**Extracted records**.
* * * * * * * * *

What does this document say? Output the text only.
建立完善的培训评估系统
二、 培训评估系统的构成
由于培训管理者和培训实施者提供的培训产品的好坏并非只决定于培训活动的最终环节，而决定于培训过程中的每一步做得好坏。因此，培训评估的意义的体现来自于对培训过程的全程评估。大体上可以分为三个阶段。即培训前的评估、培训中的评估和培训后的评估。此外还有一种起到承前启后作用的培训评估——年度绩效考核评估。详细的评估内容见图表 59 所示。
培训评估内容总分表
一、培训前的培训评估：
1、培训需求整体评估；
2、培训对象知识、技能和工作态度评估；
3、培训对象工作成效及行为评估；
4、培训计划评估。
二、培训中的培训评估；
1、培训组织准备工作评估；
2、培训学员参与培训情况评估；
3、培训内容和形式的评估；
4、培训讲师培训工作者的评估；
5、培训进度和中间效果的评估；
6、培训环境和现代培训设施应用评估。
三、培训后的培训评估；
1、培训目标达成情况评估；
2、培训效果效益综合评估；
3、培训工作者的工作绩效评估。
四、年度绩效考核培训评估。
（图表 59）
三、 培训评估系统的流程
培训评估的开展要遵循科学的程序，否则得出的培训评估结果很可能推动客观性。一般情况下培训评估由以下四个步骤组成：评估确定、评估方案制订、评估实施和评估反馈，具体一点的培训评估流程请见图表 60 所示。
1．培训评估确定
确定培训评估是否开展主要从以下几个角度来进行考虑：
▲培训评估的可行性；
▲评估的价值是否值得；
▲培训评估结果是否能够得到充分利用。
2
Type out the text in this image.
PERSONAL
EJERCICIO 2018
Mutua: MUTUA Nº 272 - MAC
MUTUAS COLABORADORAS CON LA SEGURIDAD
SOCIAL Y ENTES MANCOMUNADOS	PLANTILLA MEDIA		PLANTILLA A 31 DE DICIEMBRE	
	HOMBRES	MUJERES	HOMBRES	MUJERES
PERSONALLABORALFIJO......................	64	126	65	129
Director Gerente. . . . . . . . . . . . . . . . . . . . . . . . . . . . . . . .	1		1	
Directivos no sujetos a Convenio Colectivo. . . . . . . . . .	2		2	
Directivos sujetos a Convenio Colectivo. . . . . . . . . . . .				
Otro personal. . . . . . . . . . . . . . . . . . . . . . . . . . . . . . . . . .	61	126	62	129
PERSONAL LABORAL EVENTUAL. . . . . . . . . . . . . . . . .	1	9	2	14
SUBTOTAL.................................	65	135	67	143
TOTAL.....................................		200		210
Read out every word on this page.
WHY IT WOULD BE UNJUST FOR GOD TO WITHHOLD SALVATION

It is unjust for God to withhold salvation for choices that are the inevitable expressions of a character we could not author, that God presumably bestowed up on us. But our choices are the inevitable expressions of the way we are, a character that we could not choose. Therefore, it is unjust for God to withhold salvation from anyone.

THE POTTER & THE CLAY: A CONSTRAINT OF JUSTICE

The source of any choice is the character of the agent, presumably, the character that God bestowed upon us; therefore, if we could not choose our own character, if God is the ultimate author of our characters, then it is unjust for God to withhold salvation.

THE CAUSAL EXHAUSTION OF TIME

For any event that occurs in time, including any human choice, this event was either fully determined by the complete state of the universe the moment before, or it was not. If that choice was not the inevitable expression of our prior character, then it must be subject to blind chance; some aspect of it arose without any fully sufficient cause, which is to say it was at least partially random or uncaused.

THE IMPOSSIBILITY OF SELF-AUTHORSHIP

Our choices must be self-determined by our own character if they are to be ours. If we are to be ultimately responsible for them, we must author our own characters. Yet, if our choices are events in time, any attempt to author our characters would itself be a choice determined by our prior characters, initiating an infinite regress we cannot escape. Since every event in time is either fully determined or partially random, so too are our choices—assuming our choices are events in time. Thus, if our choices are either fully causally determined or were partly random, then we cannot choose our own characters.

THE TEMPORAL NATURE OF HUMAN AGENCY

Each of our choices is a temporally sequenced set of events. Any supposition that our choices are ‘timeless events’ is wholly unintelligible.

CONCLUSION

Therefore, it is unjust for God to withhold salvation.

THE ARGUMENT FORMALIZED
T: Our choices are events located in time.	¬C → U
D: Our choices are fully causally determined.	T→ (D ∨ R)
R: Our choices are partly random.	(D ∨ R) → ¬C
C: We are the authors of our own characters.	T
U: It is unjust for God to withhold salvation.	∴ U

* * * * * * * * *

**Task**. Search the listing for the word "must" and return each line that holds it.

**Result of this exercise**.
For any event that occurs in time, including any human choice, this event was either fully determined by the complete state of the universe the moment before, or it was not. If that choice was not the inevitable expression of our prior character, then it must be subject to blind chance; some aspect of it arose without any fully sufficient cause, which is to say it was at least partially random or uncaused.
Our choices must be self-determined by our own character if they are to be ours. If we are to be ultimately responsible for them, we must author our own characters. Yet, if our choices are events in time, any attempt to author our characters would itself be a choice determined by our prior characters, initiating an infinite regress we cannot escape. Since every event in time is either fully determined or partially random, so too are our choices—assuming our choices are events in time. Thus, if our choices are either fully causally determined or were partly random, then we cannot choose our own characters.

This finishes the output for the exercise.